AIM - Write the listing below out again exactly, dropping the images.

++++ MATERIAL FOR THE TASK

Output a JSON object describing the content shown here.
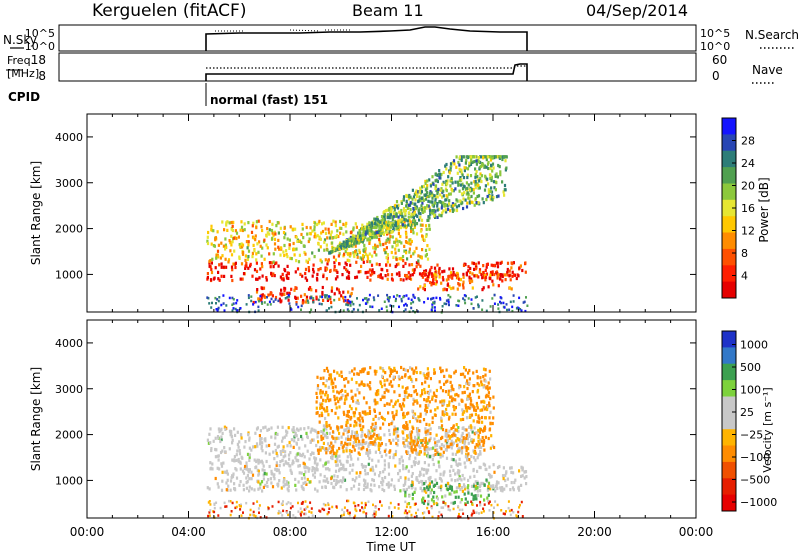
{
  "header": {
    "station": "Kerguelen (fitACF)",
    "beam": "Beam 11",
    "date": "04/Sep/2014"
  },
  "summary": {
    "nsky_label": "N.Sky",
    "nsky_ticks": [
      "10^5",
      "10^0"
    ],
    "nsearch_label": "N.Search",
    "freq_label_line1": "Freq.",
    "freq_label_line2": "[MHz]",
    "freq_ticks": [
      "18",
      "8"
    ],
    "nave_ticks": [
      "60",
      "0"
    ],
    "nave_label": "Nave",
    "cpid_label": "CPID",
    "cpid_text": "normal (fast) 151"
  },
  "chart_data": [
    {
      "type": "heatmap",
      "title": "",
      "xlabel": "Time UT",
      "ylabel": "Slant Range [km]",
      "x_ticks": [
        "00:00",
        "04:00",
        "08:00",
        "12:00",
        "16:00",
        "20:00",
        "00:00"
      ],
      "y_ticks": [
        "1000",
        "2000",
        "3000",
        "4000"
      ],
      "xlim": [
        0,
        24
      ],
      "ylim": [
        180,
        4500
      ],
      "data_window": [
        4.7,
        17.4
      ],
      "colorbar": {
        "label": "Power [dB]",
        "ticks": [
          "4",
          "8",
          "12",
          "16",
          "20",
          "24",
          "28"
        ],
        "colors": [
          "#1414ff",
          "#2846b4",
          "#2d7d78",
          "#50a050",
          "#8cc83c",
          "#e6e632",
          "#ffc800",
          "#ff8c00",
          "#ff5000",
          "#ff1e00",
          "#e60000"
        ]
      },
      "series": [
        {
          "name": "",
          "t": [
            4.7,
            17.3
          ],
          "range": [
            900,
            1300
          ],
          "level": 0.95
        },
        {
          "name": "",
          "t": [
            4.7,
            13.5
          ],
          "range": [
            1300,
            2200
          ],
          "level": 0.55
        },
        {
          "name": "",
          "t": [
            6.5,
            10.5
          ],
          "range": [
            400,
            750
          ],
          "level": 0.9
        },
        {
          "name": "",
          "t": [
            9.5,
            16.5
          ],
          "range": [
            1500,
            3600
          ],
          "level": 0.35
        },
        {
          "name": "",
          "t": [
            13.0,
            16.8
          ],
          "range": [
            700,
            1100
          ],
          "level": 0.8
        }
      ]
    },
    {
      "type": "heatmap",
      "title": "",
      "xlabel": "Time UT",
      "ylabel": "Slant Range [km]",
      "x_ticks": [
        "00:00",
        "04:00",
        "08:00",
        "12:00",
        "16:00",
        "20:00",
        "00:00"
      ],
      "y_ticks": [
        "1000",
        "2000",
        "3000",
        "4000"
      ],
      "xlim": [
        0,
        24
      ],
      "ylim": [
        180,
        4500
      ],
      "data_window": [
        4.7,
        17.4
      ],
      "colorbar": {
        "label": "Velocity [m s⁻¹]",
        "ticks": [
          "1000",
          "500",
          "100",
          "25",
          "−25",
          "−100",
          "−500",
          "−1000"
        ],
        "colors": [
          "#1e32c8",
          "#3278c8",
          "#3ca050",
          "#7dd23c",
          "#c8c8c8",
          "#c8c8c8",
          "#ffb400",
          "#ff8c00",
          "#f05000",
          "#e61e00",
          "#e60000"
        ]
      },
      "series": [
        {
          "name": "",
          "t": [
            4.7,
            17.3
          ],
          "range": [
            800,
            1400
          ],
          "value": 0
        },
        {
          "name": "",
          "t": [
            4.7,
            15.5
          ],
          "range": [
            1400,
            2200
          ],
          "value": 0
        },
        {
          "name": "",
          "t": [
            12.5,
            15.8
          ],
          "range": [
            500,
            1000
          ],
          "value": 90
        },
        {
          "name": "",
          "t": [
            9.0,
            16.0
          ],
          "range": [
            1600,
            3500
          ],
          "value": -150
        }
      ]
    }
  ]
}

++++++++

REPLY TO THE TASK -
Output a JSON object describing the content shown here.
{
  "header": {
    "station": "Kerguelen (fitACF)",
    "beam": "Beam 11",
    "date": "04/Sep/2014"
  },
  "summary": {
    "nsky_label": "N.Sky",
    "nsky_ticks": [
      "10^5",
      "10^0"
    ],
    "nsearch_label": "N.Search",
    "freq_label_line1": "Freq.",
    "freq_label_line2": "[MHz]",
    "freq_ticks": [
      "18",
      "8"
    ],
    "nave_ticks": [
      "60",
      "0"
    ],
    "nave_label": "Nave",
    "cpid_label": "CPID",
    "cpid_text": "normal (fast) 151"
  },
  "chart_data": [
    {
      "type": "heatmap",
      "title": "",
      "xlabel": "Time UT",
      "ylabel": "Slant Range [km]",
      "x_ticks": [
        "00:00",
        "04:00",
        "08:00",
        "12:00",
        "16:00",
        "20:00",
        "00:00"
      ],
      "y_ticks": [
        "1000",
        "2000",
        "3000",
        "4000"
      ],
      "xlim": [
        0,
        24
      ],
      "ylim": [
        180,
        4500
      ],
      "data_window": [
        4.7,
        17.4
      ],
      "colorbar": {
        "label": "Power [dB]",
        "ticks": [
          "4",
          "8",
          "12",
          "16",
          "20",
          "24",
          "28"
        ],
        "colors": [
          "#1414ff",
          "#2846b4",
          "#2d7d78",
          "#50a050",
          "#8cc83c",
          "#e6e632",
          "#ffc800",
          "#ff8c00",
          "#ff5000",
          "#ff1e00",
          "#e60000"
        ]
      },
      "series": [
        {
          "name": "",
          "t": [
            4.7,
            17.3
          ],
          "range": [
            900,
            1300
          ],
          "level": 0.95
        },
        {
          "name": "",
          "t": [
            4.7,
            13.5
          ],
          "range": [
            1300,
            2200
          ],
          "level": 0.55
        },
        {
          "name": "",
          "t": [
            6.5,
            10.5
          ],
          "range": [
            400,
            750
          ],
          "level": 0.9
        },
        {
          "name": "",
          "t": [
            9.5,
            16.5
          ],
          "range": [
            1500,
            3600
          ],
          "level": 0.35
        },
        {
          "name": "",
          "t": [
            13.0,
            16.8
          ],
          "range": [
            700,
            1100
          ],
          "level": 0.8
        }
      ]
    },
    {
      "type": "heatmap",
      "title": "",
      "xlabel": "Time UT",
      "ylabel": "Slant Range [km]",
      "x_ticks": [
        "00:00",
        "04:00",
        "08:00",
        "12:00",
        "16:00",
        "20:00",
        "00:00"
      ],
      "y_ticks": [
        "1000",
        "2000",
        "3000",
        "4000"
      ],
      "xlim": [
        0,
        24
      ],
      "ylim": [
        180,
        4500
      ],
      "data_window": [
        4.7,
        17.4
      ],
      "colorbar": {
        "label": "Velocity [m s⁻¹]",
        "ticks": [
          "1000",
          "500",
          "100",
          "25",
          "−25",
          "−100",
          "−500",
          "−1000"
        ],
        "colors": [
          "#1e32c8",
          "#3278c8",
          "#3ca050",
          "#7dd23c",
          "#c8c8c8",
          "#c8c8c8",
          "#ffb400",
          "#ff8c00",
          "#f05000",
          "#e61e00",
          "#e60000"
        ]
      },
      "series": [
        {
          "name": "",
          "t": [
            4.7,
            17.3
          ],
          "range": [
            800,
            1400
          ],
          "value": 0
        },
        {
          "name": "",
          "t": [
            4.7,
            15.5
          ],
          "range": [
            1400,
            2200
          ],
          "value": 0
        },
        {
          "name": "",
          "t": [
            12.5,
            15.8
          ],
          "range": [
            500,
            1000
          ],
          "value": 90
        },
        {
          "name": "",
          "t": [
            9.0,
            16.0
          ],
          "range": [
            1600,
            3500
          ],
          "value": -150
        }
      ]
    }
  ]
}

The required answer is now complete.